■ Stated exercise ■
Determine how many lines of this material contain "cake". Give only the number.

■ Provided data ■
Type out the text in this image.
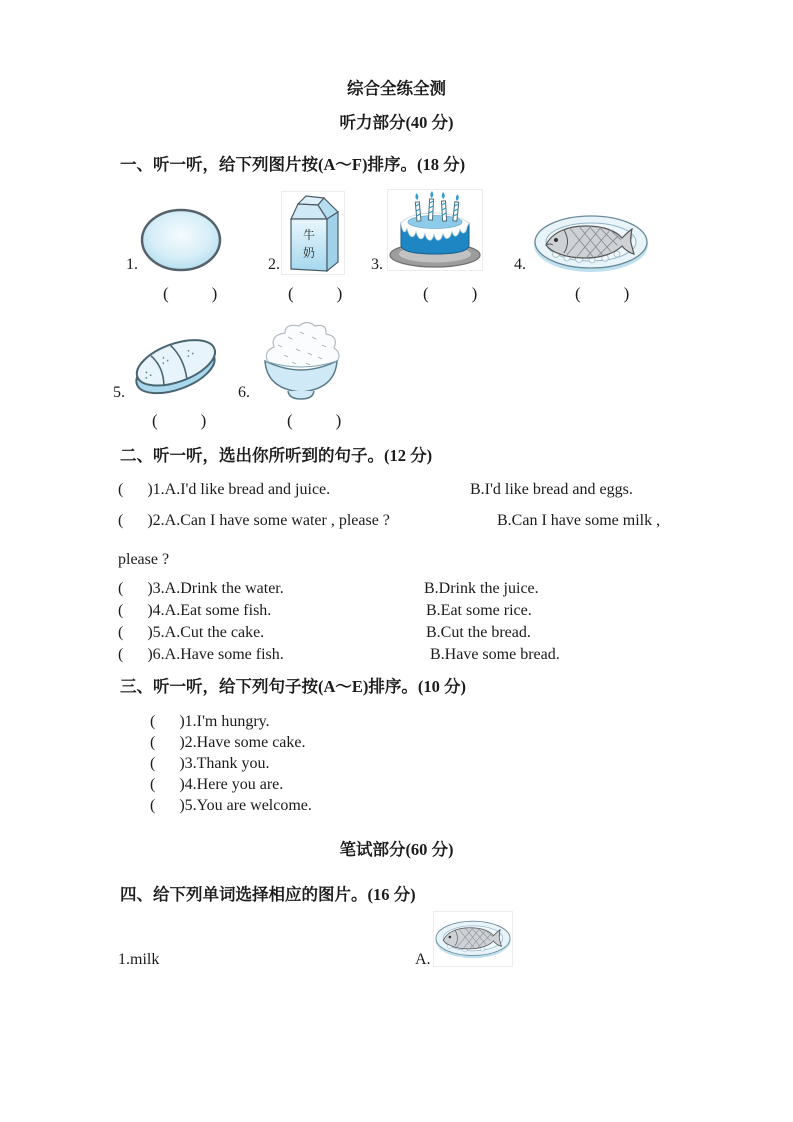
综合全练全测
听力部分(40 分)
一、听一听，给下列图片按(A～F)排序。(18 分)
1.	2.
牛
奶
3.	4.
(        )	(        )	(        )	(        )
5.	6.
(        )	(        )
二、听一听，选出你所听到的句子。(12 分)
(      )1.A.I'd like bread and juice.	B.I'd like bread and eggs.
(      )2.A.Can I have some water , please ?	B.Can I have some milk ,
please ?
(      )3.A.Drink the water.	B.Drink the juice.
(      )4.A.Eat some fish.	B.Eat some rice.
(      )5.A.Cut the cake.	B.Cut the bread.
(      )6.A.Have some fish.	B.Have some bread.
三、听一听，给下列句子按(A～E)排序。(10 分)
(      )1.I'm hungry.
(      )2.Have some cake.
(      )3.Thank you.
(      )4.Here you are.
(      )5.You are welcome.
笔试部分(60 分)
四、给下列单词选择相应的图片。(16 分)
1.milk	A.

■ Finished answer ■
2